WHAT YOU WILL DO →
Copy every record exactly, and keep the pictures out.

INPUT RECORDS →

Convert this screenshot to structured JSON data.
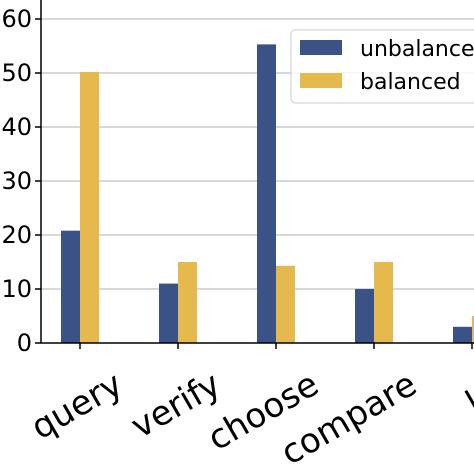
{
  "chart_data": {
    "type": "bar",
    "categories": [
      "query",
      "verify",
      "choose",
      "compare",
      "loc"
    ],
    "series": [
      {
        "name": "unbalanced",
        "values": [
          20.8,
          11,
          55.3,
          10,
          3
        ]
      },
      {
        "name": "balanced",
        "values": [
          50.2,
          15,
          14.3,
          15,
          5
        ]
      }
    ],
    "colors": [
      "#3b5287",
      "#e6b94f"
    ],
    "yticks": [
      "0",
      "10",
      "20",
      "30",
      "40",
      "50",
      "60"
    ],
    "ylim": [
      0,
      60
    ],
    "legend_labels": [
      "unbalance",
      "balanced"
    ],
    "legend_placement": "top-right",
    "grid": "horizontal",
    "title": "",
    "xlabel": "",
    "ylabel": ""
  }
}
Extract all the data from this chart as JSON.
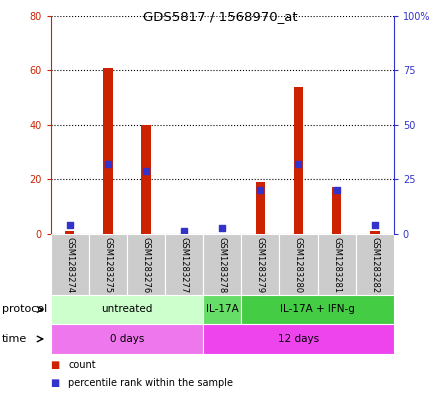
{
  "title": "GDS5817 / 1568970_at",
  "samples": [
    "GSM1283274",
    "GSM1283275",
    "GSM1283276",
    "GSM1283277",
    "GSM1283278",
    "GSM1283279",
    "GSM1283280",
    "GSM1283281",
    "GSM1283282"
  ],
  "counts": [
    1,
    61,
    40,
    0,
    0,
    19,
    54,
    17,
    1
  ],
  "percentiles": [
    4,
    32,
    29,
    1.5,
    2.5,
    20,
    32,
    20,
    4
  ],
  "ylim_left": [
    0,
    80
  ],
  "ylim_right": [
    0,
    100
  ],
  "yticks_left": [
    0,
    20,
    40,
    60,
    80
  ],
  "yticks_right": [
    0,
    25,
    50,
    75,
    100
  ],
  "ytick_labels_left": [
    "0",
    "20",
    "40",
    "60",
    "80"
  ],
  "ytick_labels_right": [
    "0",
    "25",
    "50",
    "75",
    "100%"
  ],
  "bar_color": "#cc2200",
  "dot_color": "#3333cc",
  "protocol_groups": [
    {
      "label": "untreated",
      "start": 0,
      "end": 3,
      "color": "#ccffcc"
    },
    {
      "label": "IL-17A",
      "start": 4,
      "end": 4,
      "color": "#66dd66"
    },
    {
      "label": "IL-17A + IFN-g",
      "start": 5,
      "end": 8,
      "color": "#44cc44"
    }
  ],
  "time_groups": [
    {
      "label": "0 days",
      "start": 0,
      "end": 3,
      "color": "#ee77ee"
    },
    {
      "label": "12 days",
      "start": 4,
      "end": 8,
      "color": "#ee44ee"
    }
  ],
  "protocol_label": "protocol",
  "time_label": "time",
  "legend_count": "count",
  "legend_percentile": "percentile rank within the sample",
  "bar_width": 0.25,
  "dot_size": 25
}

TASK OUTPUT →
Convert this screenshot to structured JSON data.
{
  "chart_data": {
    "type": "bar",
    "categories": [
      "query",
      "verify",
      "choose",
      "compare",
      "loc"
    ],
    "series": [
      {
        "name": "unbalanced",
        "values": [
          20.8,
          11,
          55.3,
          10,
          3
        ]
      },
      {
        "name": "balanced",
        "values": [
          50.2,
          15,
          14.3,
          15,
          5
        ]
      }
    ],
    "colors": [
      "#3b5287",
      "#e6b94f"
    ],
    "yticks": [
      "0",
      "10",
      "20",
      "30",
      "40",
      "50",
      "60"
    ],
    "ylim": [
      0,
      60
    ],
    "legend_labels": [
      "unbalance",
      "balanced"
    ],
    "legend_placement": "top-right",
    "grid": "horizontal",
    "title": "",
    "xlabel": "",
    "ylabel": ""
  }
}
Extract all the data from this chart as JSON.
{
  "title": "GDS5817 / 1568970_at",
  "samples": [
    "GSM1283274",
    "GSM1283275",
    "GSM1283276",
    "GSM1283277",
    "GSM1283278",
    "GSM1283279",
    "GSM1283280",
    "GSM1283281",
    "GSM1283282"
  ],
  "counts": [
    1,
    61,
    40,
    0,
    0,
    19,
    54,
    17,
    1
  ],
  "percentiles": [
    4,
    32,
    29,
    1.5,
    2.5,
    20,
    32,
    20,
    4
  ],
  "ylim_left": [
    0,
    80
  ],
  "ylim_right": [
    0,
    100
  ],
  "yticks_left": [
    0,
    20,
    40,
    60,
    80
  ],
  "yticks_right": [
    0,
    25,
    50,
    75,
    100
  ],
  "ytick_labels_left": [
    "0",
    "20",
    "40",
    "60",
    "80"
  ],
  "ytick_labels_right": [
    "0",
    "25",
    "50",
    "75",
    "100%"
  ],
  "bar_color": "#cc2200",
  "dot_color": "#3333cc",
  "protocol_groups": [
    {
      "label": "untreated",
      "start": 0,
      "end": 3,
      "color": "#ccffcc"
    },
    {
      "label": "IL-17A",
      "start": 4,
      "end": 4,
      "color": "#66dd66"
    },
    {
      "label": "IL-17A + IFN-g",
      "start": 5,
      "end": 8,
      "color": "#44cc44"
    }
  ],
  "time_groups": [
    {
      "label": "0 days",
      "start": 0,
      "end": 3,
      "color": "#ee77ee"
    },
    {
      "label": "12 days",
      "start": 4,
      "end": 8,
      "color": "#ee44ee"
    }
  ],
  "protocol_label": "protocol",
  "time_label": "time",
  "legend_count": "count",
  "legend_percentile": "percentile rank within the sample",
  "bar_width": 0.25,
  "dot_size": 25
}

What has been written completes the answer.